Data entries
* BEGIN *
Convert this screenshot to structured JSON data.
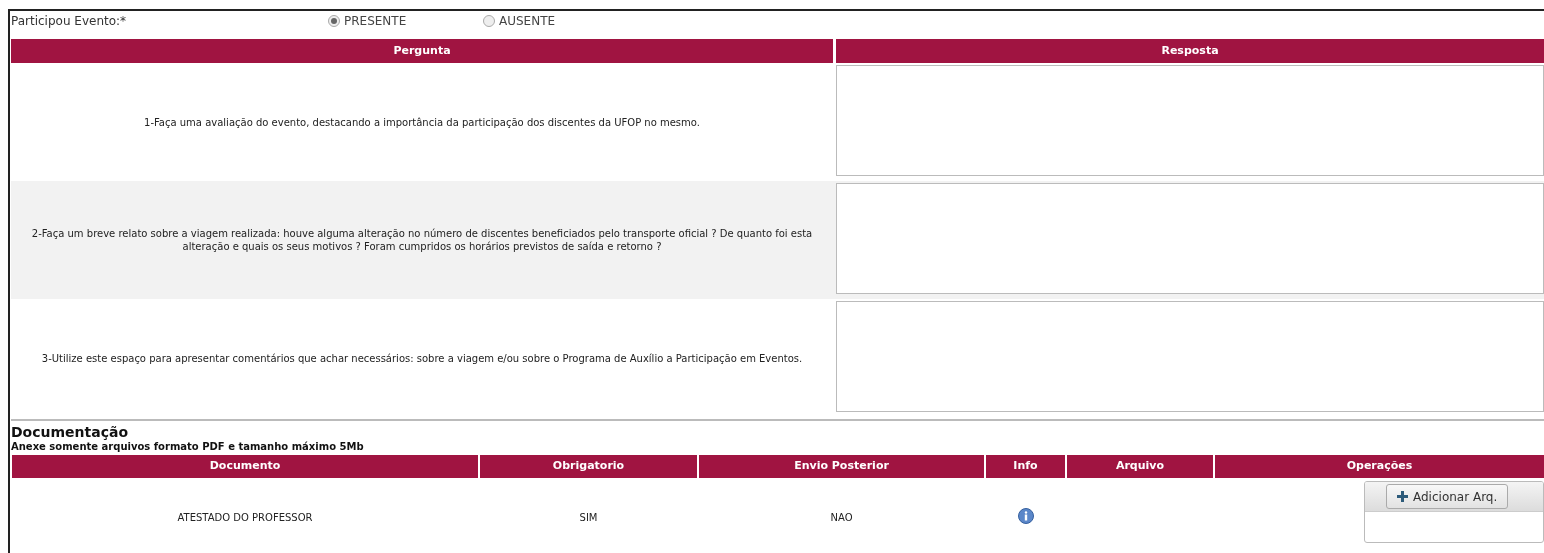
{
  "participation": {
    "label": "Participou Evento:*",
    "options": [
      {
        "label": "PRESENTE",
        "selected": true
      },
      {
        "label": "AUSENTE",
        "selected": false
      }
    ]
  },
  "questions": {
    "columns": [
      "Pergunta",
      "Resposta"
    ],
    "rows": [
      {
        "question": "1-Faça uma avaliação do evento, destacando a importância da participação dos discentes da UFOP no mesmo."
      },
      {
        "question": "2-Faça um breve relato sobre a viagem realizada: houve alguma alteração no número de discentes beneficiados pelo transporte oficial ? De quanto foi esta alteração e quais os seus motivos ? Foram cumpridos os horários previstos de saída e retorno ?"
      },
      {
        "question": "3-Utilize este espaço para apresentar comentários que achar necessários: sobre a viagem e/ou sobre o Programa de Auxílio a Participação em Eventos."
      }
    ]
  },
  "documentation": {
    "title": "Documentação",
    "note": "Anexe somente arquivos formato PDF e tamanho máximo 5Mb",
    "columns": [
      "Documento",
      "Obrigatorio",
      "Envio Posterior",
      "Info",
      "Arquivo",
      "Operações"
    ],
    "rows": [
      {
        "document": "ATESTADO DO PROFESSOR",
        "required": "SIM",
        "later": "NAO",
        "button": "Adicionar Arq."
      }
    ]
  }
}
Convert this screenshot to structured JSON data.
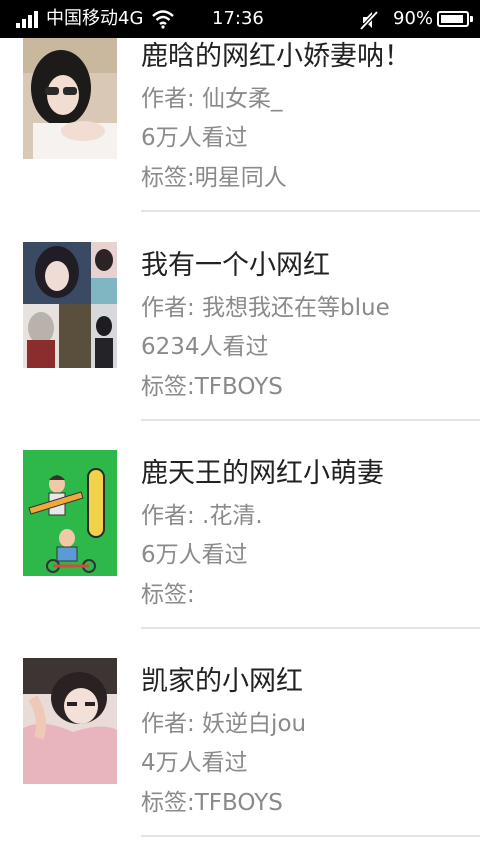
{
  "status_bar": {
    "carrier": "中国移动4G",
    "time": "17:36",
    "battery_percent": "90%",
    "battery_level": 0.9,
    "signal_icon": "signal-bars-icon",
    "wifi_icon": "wifi-icon",
    "mute_icon": "mute-icon",
    "battery_icon": "battery-icon"
  },
  "books": [
    {
      "title": "鹿晗的网红小娇妻呐！",
      "author": "作者: 仙女柔_",
      "views": "6万人看过",
      "tags": "标签:明星同人",
      "cover": "cover-girl-portrait"
    },
    {
      "title": "我有一个小网红",
      "author": "作者: 我想我还在等blue",
      "views": "6234人看过",
      "tags": "标签:TFBOYS",
      "cover": "cover-photo-collage"
    },
    {
      "title": "鹿天王的网红小萌妻",
      "author": "作者: .花清.",
      "views": "6万人看过",
      "tags": "标签:",
      "cover": "cover-cheese-illustration"
    },
    {
      "title": "凯家的小网红",
      "author": "作者: 妖逆白jou",
      "views": "4万人看过",
      "tags": "标签:TFBOYS",
      "cover": "cover-girl-hoodie"
    }
  ],
  "colors": {
    "status_bar_bg": "#000000",
    "title_text": "#222222",
    "meta_text": "#8a8a8a",
    "divider": "#e4e4e4",
    "cover3_bg": "#2eb84a"
  }
}
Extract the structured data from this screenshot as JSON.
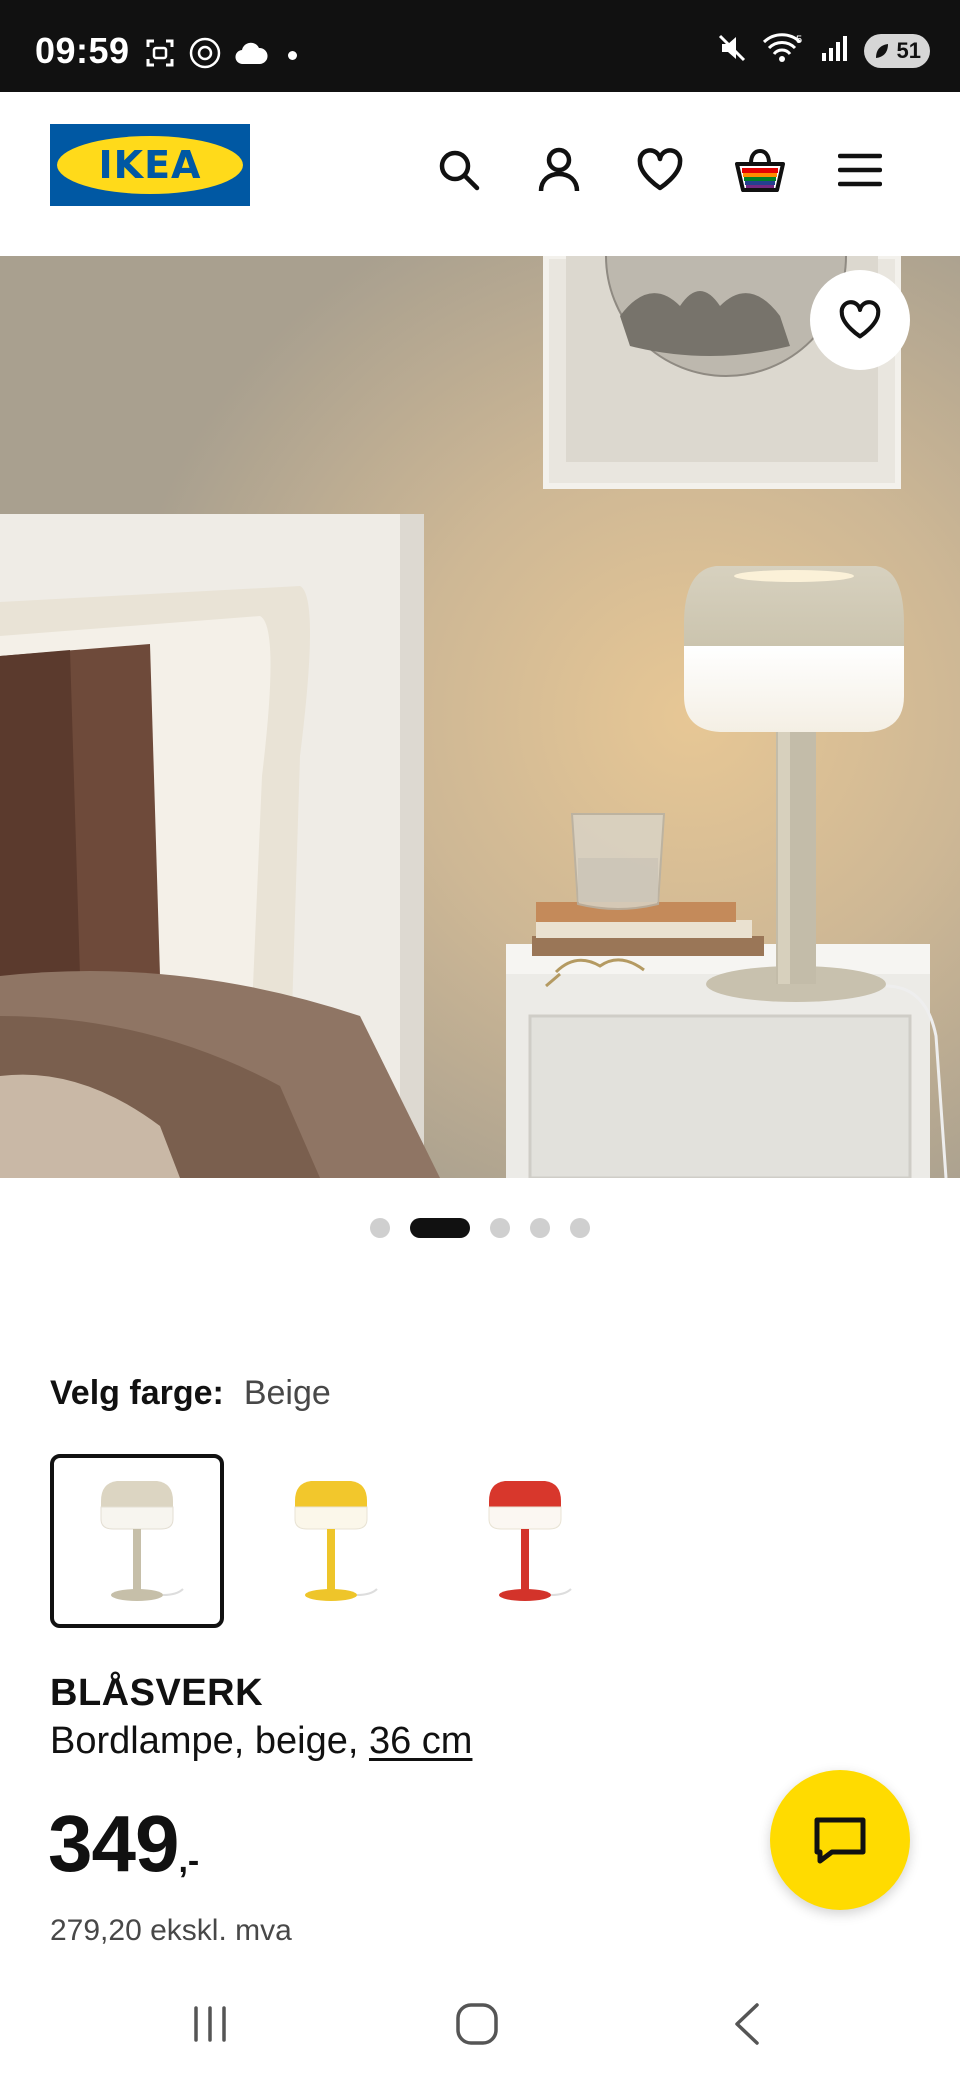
* END *
● Task requirements
Tally every line of the data that holds the word "tags" and write the count alone.

● Problem solution
4